Write out every single entry exactly.

═══ Data in this exercise

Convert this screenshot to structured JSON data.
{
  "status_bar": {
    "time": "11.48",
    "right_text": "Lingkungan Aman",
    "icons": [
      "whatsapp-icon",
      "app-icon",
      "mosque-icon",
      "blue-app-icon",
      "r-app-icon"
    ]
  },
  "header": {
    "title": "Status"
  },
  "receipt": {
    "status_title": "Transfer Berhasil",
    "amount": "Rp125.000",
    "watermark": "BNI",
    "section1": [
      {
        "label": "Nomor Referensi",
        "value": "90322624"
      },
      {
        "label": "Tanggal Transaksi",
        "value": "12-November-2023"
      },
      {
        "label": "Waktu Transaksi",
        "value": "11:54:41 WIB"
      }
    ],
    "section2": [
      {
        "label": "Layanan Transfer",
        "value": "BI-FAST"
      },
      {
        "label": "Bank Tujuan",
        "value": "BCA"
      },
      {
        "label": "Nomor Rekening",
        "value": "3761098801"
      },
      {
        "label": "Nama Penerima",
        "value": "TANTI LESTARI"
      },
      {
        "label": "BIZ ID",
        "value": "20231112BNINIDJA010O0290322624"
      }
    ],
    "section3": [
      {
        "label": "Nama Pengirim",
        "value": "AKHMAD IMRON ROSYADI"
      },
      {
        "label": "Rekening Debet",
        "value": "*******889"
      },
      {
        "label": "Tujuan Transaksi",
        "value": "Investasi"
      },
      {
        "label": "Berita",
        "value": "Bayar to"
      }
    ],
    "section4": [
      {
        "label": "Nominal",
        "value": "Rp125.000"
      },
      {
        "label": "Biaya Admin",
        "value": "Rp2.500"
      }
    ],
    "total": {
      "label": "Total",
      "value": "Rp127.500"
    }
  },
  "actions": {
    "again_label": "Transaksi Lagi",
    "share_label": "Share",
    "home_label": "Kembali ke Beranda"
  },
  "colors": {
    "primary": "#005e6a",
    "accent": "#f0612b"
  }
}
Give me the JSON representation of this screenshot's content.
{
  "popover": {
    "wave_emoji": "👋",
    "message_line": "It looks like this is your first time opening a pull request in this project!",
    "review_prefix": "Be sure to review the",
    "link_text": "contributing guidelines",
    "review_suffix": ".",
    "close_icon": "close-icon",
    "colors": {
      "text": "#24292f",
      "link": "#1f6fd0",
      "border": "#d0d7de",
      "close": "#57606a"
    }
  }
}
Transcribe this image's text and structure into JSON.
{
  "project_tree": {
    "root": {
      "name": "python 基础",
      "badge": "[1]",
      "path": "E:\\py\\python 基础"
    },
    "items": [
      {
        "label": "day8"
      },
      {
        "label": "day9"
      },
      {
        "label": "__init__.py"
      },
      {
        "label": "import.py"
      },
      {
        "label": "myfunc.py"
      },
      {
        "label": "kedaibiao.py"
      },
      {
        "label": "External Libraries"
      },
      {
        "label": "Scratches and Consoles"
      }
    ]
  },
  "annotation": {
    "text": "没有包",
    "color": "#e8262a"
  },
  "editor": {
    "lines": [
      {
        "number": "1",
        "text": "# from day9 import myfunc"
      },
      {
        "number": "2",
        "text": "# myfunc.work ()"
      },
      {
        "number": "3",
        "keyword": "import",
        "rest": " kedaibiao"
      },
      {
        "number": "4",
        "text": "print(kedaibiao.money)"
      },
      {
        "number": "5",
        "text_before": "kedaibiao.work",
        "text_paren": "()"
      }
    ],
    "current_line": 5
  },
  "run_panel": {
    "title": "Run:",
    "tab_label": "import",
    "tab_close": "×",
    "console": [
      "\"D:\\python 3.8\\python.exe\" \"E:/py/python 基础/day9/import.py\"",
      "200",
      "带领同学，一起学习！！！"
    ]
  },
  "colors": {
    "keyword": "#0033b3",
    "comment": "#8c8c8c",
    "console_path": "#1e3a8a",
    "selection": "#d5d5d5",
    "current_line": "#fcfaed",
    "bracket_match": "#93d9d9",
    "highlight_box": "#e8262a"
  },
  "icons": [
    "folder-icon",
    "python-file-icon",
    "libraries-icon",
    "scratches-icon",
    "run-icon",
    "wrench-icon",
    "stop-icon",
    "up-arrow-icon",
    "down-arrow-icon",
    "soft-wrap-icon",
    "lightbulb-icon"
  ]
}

══════

- _Result of this task_:
Convert this screenshot to structured JSON data.
{
  "status_bar": {
    "time": "11.48",
    "right_text": "Lingkungan Aman",
    "icons": [
      "whatsapp-icon",
      "app-icon",
      "mosque-icon",
      "blue-app-icon",
      "r-app-icon"
    ]
  },
  "header": {
    "title": "Status"
  },
  "receipt": {
    "status_title": "Transfer Berhasil",
    "amount": "Rp125.000",
    "watermark": "BNI",
    "section1": [
      {
        "label": "Nomor Referensi",
        "value": "90322624"
      },
      {
        "label": "Tanggal Transaksi",
        "value": "12-November-2023"
      },
      {
        "label": "Waktu Transaksi",
        "value": "11:54:41 WIB"
      }
    ],
    "section2": [
      {
        "label": "Layanan Transfer",
        "value": "BI-FAST"
      },
      {
        "label": "Bank Tujuan",
        "value": "BCA"
      },
      {
        "label": "Nomor Rekening",
        "value": "3761098801"
      },
      {
        "label": "Nama Penerima",
        "value": "TANTI LESTARI"
      },
      {
        "label": "BIZ ID",
        "value": "20231112BNINIDJA010O0290322624"
      }
    ],
    "section3": [
      {
        "label": "Nama Pengirim",
        "value": "AKHMAD IMRON ROSYADI"
      },
      {
        "label": "Rekening Debet",
        "value": "*******889"
      },
      {
        "label": "Tujuan Transaksi",
        "value": "Investasi"
      },
      {
        "label": "Berita",
        "value": "Bayar to"
      }
    ],
    "section4": [
      {
        "label": "Nominal",
        "value": "Rp125.000"
      },
      {
        "label": "Biaya Admin",
        "value": "Rp2.500"
      }
    ],
    "total": {
      "label": "Total",
      "value": "Rp127.500"
    }
  },
  "actions": {
    "again_label": "Transaksi Lagi",
    "share_label": "Share",
    "home_label": "Kembali ke Beranda"
  },
  "colors": {
    "primary": "#005e6a",
    "accent": "#f0612b"
  }
}
Give me the JSON representation of this screenshot's content.
{
  "popover": {
    "wave_emoji": "👋",
    "message_line": "It looks like this is your first time opening a pull request in this project!",
    "review_prefix": "Be sure to review the",
    "link_text": "contributing guidelines",
    "review_suffix": ".",
    "close_icon": "close-icon",
    "colors": {
      "text": "#24292f",
      "link": "#1f6fd0",
      "border": "#d0d7de",
      "close": "#57606a"
    }
  }
}
Transcribe this image's text and structure into JSON.
{
  "project_tree": {
    "root": {
      "name": "python 基础",
      "badge": "[1]",
      "path": "E:\\py\\python 基础"
    },
    "items": [
      {
        "label": "day8"
      },
      {
        "label": "day9"
      },
      {
        "label": "__init__.py"
      },
      {
        "label": "import.py"
      },
      {
        "label": "myfunc.py"
      },
      {
        "label": "kedaibiao.py"
      },
      {
        "label": "External Libraries"
      },
      {
        "label": "Scratches and Consoles"
      }
    ]
  },
  "annotation": {
    "text": "没有包",
    "color": "#e8262a"
  },
  "editor": {
    "lines": [
      {
        "number": "1",
        "text": "# from day9 import myfunc"
      },
      {
        "number": "2",
        "text": "# myfunc.work ()"
      },
      {
        "number": "3",
        "keyword": "import",
        "rest": " kedaibiao"
      },
      {
        "number": "4",
        "text": "print(kedaibiao.money)"
      },
      {
        "number": "5",
        "text_before": "kedaibiao.work",
        "text_paren": "()"
      }
    ],
    "current_line": 5
  },
  "run_panel": {
    "title": "Run:",
    "tab_label": "import",
    "tab_close": "×",
    "console": [
      "\"D:\\python 3.8\\python.exe\" \"E:/py/python 基础/day9/import.py\"",
      "200",
      "带领同学，一起学习！！！"
    ]
  },
  "colors": {
    "keyword": "#0033b3",
    "comment": "#8c8c8c",
    "console_path": "#1e3a8a",
    "selection": "#d5d5d5",
    "current_line": "#fcfaed",
    "bracket_match": "#93d9d9",
    "highlight_box": "#e8262a"
  },
  "icons": [
    "folder-icon",
    "python-file-icon",
    "libraries-icon",
    "scratches-icon",
    "run-icon",
    "wrench-icon",
    "stop-icon",
    "up-arrow-icon",
    "down-arrow-icon",
    "soft-wrap-icon",
    "lightbulb-icon"
  ]
}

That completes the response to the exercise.